Start of TASK DATA

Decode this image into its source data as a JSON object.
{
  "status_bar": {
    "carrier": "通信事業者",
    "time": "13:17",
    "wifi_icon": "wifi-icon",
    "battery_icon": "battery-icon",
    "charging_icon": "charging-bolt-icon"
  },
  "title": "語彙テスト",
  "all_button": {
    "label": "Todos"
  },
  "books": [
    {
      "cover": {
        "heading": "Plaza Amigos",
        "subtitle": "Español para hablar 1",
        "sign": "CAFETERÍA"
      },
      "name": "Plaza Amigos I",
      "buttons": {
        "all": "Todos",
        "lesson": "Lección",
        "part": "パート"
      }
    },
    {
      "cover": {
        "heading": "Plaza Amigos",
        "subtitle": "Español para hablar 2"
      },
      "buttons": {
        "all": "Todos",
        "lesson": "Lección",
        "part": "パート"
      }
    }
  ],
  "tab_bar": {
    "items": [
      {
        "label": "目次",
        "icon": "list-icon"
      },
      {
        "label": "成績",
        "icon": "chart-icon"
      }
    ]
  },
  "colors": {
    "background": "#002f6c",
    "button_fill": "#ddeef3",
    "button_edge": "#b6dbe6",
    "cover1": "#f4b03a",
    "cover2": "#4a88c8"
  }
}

End of TASK DATA

[WHAT THE EXERCISE ASKS] Every record above should be copied exactly.

[WORKED SOLUTION]
Decode this image into its source data as a JSON object.
{
  "status_bar": {
    "carrier": "通信事業者",
    "time": "13:17",
    "wifi_icon": "wifi-icon",
    "battery_icon": "battery-icon",
    "charging_icon": "charging-bolt-icon"
  },
  "title": "語彙テスト",
  "all_button": {
    "label": "Todos"
  },
  "books": [
    {
      "cover": {
        "heading": "Plaza Amigos",
        "subtitle": "Español para hablar 1",
        "sign": "CAFETERÍA"
      },
      "name": "Plaza Amigos I",
      "buttons": {
        "all": "Todos",
        "lesson": "Lección",
        "part": "パート"
      }
    },
    {
      "cover": {
        "heading": "Plaza Amigos",
        "subtitle": "Español para hablar 2"
      },
      "buttons": {
        "all": "Todos",
        "lesson": "Lección",
        "part": "パート"
      }
    }
  ],
  "tab_bar": {
    "items": [
      {
        "label": "目次",
        "icon": "list-icon"
      },
      {
        "label": "成績",
        "icon": "chart-icon"
      }
    ]
  },
  "colors": {
    "background": "#002f6c",
    "button_fill": "#ddeef3",
    "button_edge": "#b6dbe6",
    "cover1": "#f4b03a",
    "cover2": "#4a88c8"
  }
}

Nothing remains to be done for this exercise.